Directions: Can you rewrite the records from the start up to and including the line with "upper-wind-barb: [940, 293, 950, 304]", changing "cape-bar" to "cape-column" and keeping everything else the same?

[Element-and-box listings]
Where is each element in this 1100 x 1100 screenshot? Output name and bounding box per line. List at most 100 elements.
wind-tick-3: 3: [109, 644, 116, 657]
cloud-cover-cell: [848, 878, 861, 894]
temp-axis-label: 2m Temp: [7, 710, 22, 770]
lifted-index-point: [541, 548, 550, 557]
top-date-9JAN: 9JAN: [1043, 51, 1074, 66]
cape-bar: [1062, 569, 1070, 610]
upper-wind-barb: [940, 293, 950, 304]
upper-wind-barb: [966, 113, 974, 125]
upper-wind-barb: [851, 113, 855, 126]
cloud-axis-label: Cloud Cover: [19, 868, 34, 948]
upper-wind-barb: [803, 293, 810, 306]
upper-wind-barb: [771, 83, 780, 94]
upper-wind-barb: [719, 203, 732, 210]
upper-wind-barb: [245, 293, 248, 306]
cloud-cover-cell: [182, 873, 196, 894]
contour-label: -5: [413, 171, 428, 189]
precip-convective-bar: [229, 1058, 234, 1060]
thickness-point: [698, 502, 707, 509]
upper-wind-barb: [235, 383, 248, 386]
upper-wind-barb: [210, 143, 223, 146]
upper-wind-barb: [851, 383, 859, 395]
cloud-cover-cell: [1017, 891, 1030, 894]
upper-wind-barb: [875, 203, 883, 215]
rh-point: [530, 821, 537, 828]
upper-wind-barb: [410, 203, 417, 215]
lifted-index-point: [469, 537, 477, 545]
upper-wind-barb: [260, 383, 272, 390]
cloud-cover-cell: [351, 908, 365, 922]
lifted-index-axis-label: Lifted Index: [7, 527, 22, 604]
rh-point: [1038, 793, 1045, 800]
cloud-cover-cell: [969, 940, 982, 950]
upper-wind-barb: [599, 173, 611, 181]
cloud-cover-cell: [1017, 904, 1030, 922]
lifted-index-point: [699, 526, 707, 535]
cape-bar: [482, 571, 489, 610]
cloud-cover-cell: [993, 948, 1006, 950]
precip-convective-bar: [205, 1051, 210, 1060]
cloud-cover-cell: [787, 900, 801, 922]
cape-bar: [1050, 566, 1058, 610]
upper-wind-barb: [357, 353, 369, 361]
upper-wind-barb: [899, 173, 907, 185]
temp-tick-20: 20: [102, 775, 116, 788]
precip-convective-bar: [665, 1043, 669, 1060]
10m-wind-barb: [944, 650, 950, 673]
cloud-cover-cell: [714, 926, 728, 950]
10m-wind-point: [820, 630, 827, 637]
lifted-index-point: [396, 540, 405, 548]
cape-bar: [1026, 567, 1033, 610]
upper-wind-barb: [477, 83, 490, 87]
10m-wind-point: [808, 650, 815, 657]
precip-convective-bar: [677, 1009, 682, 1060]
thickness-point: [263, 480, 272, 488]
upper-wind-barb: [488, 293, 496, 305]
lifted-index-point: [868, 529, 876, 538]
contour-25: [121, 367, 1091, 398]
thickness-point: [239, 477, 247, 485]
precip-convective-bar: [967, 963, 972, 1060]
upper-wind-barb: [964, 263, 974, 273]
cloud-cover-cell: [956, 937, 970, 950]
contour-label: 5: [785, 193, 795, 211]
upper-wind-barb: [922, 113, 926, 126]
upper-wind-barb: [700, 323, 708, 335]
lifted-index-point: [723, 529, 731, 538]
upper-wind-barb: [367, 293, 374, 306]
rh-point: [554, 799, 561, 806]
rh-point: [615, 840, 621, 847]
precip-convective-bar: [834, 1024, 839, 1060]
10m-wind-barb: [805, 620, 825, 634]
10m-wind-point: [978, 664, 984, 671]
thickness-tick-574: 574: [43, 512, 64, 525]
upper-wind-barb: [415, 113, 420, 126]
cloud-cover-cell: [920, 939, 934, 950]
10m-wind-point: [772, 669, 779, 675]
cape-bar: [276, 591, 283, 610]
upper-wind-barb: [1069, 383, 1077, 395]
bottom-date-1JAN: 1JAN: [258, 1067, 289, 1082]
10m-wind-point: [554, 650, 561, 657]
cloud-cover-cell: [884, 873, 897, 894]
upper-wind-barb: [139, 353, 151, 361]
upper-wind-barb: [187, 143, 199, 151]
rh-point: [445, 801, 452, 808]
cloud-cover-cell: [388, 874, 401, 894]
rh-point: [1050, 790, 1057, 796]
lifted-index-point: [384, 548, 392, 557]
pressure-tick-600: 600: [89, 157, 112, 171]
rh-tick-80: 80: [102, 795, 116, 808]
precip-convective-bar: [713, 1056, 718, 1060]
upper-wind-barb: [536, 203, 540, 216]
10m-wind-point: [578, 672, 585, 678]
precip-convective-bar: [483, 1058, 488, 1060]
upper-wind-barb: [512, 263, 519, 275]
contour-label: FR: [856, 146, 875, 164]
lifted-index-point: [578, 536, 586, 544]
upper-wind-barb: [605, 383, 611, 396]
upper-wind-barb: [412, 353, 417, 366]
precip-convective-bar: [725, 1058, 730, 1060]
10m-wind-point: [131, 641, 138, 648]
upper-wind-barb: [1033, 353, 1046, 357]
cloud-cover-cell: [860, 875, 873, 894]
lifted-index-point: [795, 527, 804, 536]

Reply to the task:
Where is each element in this 1100 x 1100 screenshot? Output name and bounding box per line. List at most 100 elements.
wind-tick-3: 3: [109, 644, 116, 657]
cloud-cover-cell: [848, 878, 861, 894]
temp-axis-label: 2m Temp: [7, 710, 22, 770]
lifted-index-point: [541, 548, 550, 557]
top-date-9JAN: 9JAN: [1043, 51, 1074, 66]
cape-column: [1062, 569, 1070, 610]
upper-wind-barb: [940, 293, 950, 304]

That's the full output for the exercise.